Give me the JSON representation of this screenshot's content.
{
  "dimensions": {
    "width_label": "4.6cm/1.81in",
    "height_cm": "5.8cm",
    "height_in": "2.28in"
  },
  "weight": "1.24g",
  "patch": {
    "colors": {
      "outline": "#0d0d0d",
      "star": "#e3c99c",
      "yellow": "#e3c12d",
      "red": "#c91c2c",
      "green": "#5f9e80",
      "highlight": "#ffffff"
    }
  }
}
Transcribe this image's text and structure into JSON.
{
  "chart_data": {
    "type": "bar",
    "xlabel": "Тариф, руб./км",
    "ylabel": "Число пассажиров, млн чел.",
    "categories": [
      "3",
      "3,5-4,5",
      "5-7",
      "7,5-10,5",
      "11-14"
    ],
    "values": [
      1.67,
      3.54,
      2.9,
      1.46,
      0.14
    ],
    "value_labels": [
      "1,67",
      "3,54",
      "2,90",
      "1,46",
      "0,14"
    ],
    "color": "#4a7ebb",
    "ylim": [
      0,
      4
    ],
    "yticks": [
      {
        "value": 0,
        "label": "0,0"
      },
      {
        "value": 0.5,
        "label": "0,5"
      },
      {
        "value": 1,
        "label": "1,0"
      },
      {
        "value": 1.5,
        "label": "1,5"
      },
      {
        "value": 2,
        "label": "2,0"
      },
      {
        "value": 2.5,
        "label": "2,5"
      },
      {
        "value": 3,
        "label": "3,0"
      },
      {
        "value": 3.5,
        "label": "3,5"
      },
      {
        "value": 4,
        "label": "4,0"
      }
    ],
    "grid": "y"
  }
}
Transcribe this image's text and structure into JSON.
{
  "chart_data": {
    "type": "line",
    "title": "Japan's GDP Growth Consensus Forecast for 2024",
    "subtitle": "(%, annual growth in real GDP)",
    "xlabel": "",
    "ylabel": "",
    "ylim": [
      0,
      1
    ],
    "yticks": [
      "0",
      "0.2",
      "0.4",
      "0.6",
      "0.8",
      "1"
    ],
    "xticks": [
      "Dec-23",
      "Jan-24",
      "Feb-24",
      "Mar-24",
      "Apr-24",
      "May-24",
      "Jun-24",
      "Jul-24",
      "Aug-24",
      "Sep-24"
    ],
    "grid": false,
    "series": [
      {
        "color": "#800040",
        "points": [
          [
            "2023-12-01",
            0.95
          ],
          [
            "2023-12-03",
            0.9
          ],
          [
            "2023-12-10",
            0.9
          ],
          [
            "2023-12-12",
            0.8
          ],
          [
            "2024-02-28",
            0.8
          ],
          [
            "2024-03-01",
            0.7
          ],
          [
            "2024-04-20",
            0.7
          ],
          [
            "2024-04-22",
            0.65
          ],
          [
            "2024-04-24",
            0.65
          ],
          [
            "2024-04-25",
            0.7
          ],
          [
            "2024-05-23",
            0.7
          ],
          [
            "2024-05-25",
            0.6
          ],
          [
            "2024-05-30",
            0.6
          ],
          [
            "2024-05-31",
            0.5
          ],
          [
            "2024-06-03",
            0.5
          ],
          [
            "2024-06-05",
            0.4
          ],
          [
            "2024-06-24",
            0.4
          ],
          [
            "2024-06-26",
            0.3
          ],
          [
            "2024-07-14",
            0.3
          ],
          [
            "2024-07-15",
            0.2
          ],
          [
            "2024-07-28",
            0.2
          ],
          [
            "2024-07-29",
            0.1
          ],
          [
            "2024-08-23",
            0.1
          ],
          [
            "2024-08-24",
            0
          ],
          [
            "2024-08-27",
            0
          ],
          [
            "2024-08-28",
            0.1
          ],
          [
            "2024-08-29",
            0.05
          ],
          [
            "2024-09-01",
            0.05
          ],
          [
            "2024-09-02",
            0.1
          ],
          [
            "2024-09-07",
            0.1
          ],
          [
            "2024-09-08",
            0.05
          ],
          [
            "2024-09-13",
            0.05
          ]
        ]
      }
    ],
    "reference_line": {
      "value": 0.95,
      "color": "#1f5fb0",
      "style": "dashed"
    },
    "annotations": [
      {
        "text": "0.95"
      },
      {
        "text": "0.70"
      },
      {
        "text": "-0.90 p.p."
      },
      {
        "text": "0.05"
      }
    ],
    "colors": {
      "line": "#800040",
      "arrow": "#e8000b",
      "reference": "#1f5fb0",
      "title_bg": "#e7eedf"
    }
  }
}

YOUR OBJECTIVE | Each line of the material should be echoed exactly.

THE SOLUTION |
Give me the JSON representation of this screenshot's content.
{
  "dimensions": {
    "width_label": "4.6cm/1.81in",
    "height_cm": "5.8cm",
    "height_in": "2.28in"
  },
  "weight": "1.24g",
  "patch": {
    "colors": {
      "outline": "#0d0d0d",
      "star": "#e3c99c",
      "yellow": "#e3c12d",
      "red": "#c91c2c",
      "green": "#5f9e80",
      "highlight": "#ffffff"
    }
  }
}
Transcribe this image's text and structure into JSON.
{
  "chart_data": {
    "type": "bar",
    "xlabel": "Тариф, руб./км",
    "ylabel": "Число пассажиров, млн чел.",
    "categories": [
      "3",
      "3,5-4,5",
      "5-7",
      "7,5-10,5",
      "11-14"
    ],
    "values": [
      1.67,
      3.54,
      2.9,
      1.46,
      0.14
    ],
    "value_labels": [
      "1,67",
      "3,54",
      "2,90",
      "1,46",
      "0,14"
    ],
    "color": "#4a7ebb",
    "ylim": [
      0,
      4
    ],
    "yticks": [
      {
        "value": 0,
        "label": "0,0"
      },
      {
        "value": 0.5,
        "label": "0,5"
      },
      {
        "value": 1,
        "label": "1,0"
      },
      {
        "value": 1.5,
        "label": "1,5"
      },
      {
        "value": 2,
        "label": "2,0"
      },
      {
        "value": 2.5,
        "label": "2,5"
      },
      {
        "value": 3,
        "label": "3,0"
      },
      {
        "value": 3.5,
        "label": "3,5"
      },
      {
        "value": 4,
        "label": "4,0"
      }
    ],
    "grid": "y"
  }
}
Transcribe this image's text and structure into JSON.
{
  "chart_data": {
    "type": "line",
    "title": "Japan's GDP Growth Consensus Forecast for 2024",
    "subtitle": "(%, annual growth in real GDP)",
    "xlabel": "",
    "ylabel": "",
    "ylim": [
      0,
      1
    ],
    "yticks": [
      "0",
      "0.2",
      "0.4",
      "0.6",
      "0.8",
      "1"
    ],
    "xticks": [
      "Dec-23",
      "Jan-24",
      "Feb-24",
      "Mar-24",
      "Apr-24",
      "May-24",
      "Jun-24",
      "Jul-24",
      "Aug-24",
      "Sep-24"
    ],
    "grid": false,
    "series": [
      {
        "color": "#800040",
        "points": [
          [
            "2023-12-01",
            0.95
          ],
          [
            "2023-12-03",
            0.9
          ],
          [
            "2023-12-10",
            0.9
          ],
          [
            "2023-12-12",
            0.8
          ],
          [
            "2024-02-28",
            0.8
          ],
          [
            "2024-03-01",
            0.7
          ],
          [
            "2024-04-20",
            0.7
          ],
          [
            "2024-04-22",
            0.65
          ],
          [
            "2024-04-24",
            0.65
          ],
          [
            "2024-04-25",
            0.7
          ],
          [
            "2024-05-23",
            0.7
          ],
          [
            "2024-05-25",
            0.6
          ],
          [
            "2024-05-30",
            0.6
          ],
          [
            "2024-05-31",
            0.5
          ],
          [
            "2024-06-03",
            0.5
          ],
          [
            "2024-06-05",
            0.4
          ],
          [
            "2024-06-24",
            0.4
          ],
          [
            "2024-06-26",
            0.3
          ],
          [
            "2024-07-14",
            0.3
          ],
          [
            "2024-07-15",
            0.2
          ],
          [
            "2024-07-28",
            0.2
          ],
          [
            "2024-07-29",
            0.1
          ],
          [
            "2024-08-23",
            0.1
          ],
          [
            "2024-08-24",
            0
          ],
          [
            "2024-08-27",
            0
          ],
          [
            "2024-08-28",
            0.1
          ],
          [
            "2024-08-29",
            0.05
          ],
          [
            "2024-09-01",
            0.05
          ],
          [
            "2024-09-02",
            0.1
          ],
          [
            "2024-09-07",
            0.1
          ],
          [
            "2024-09-08",
            0.05
          ],
          [
            "2024-09-13",
            0.05
          ]
        ]
      }
    ],
    "reference_line": {
      "value": 0.95,
      "color": "#1f5fb0",
      "style": "dashed"
    },
    "annotations": [
      {
        "text": "0.95"
      },
      {
        "text": "0.70"
      },
      {
        "text": "-0.90 p.p."
      },
      {
        "text": "0.05"
      }
    ],
    "colors": {
      "line": "#800040",
      "arrow": "#e8000b",
      "reference": "#1f5fb0",
      "title_bg": "#e7eedf"
    }
  }
}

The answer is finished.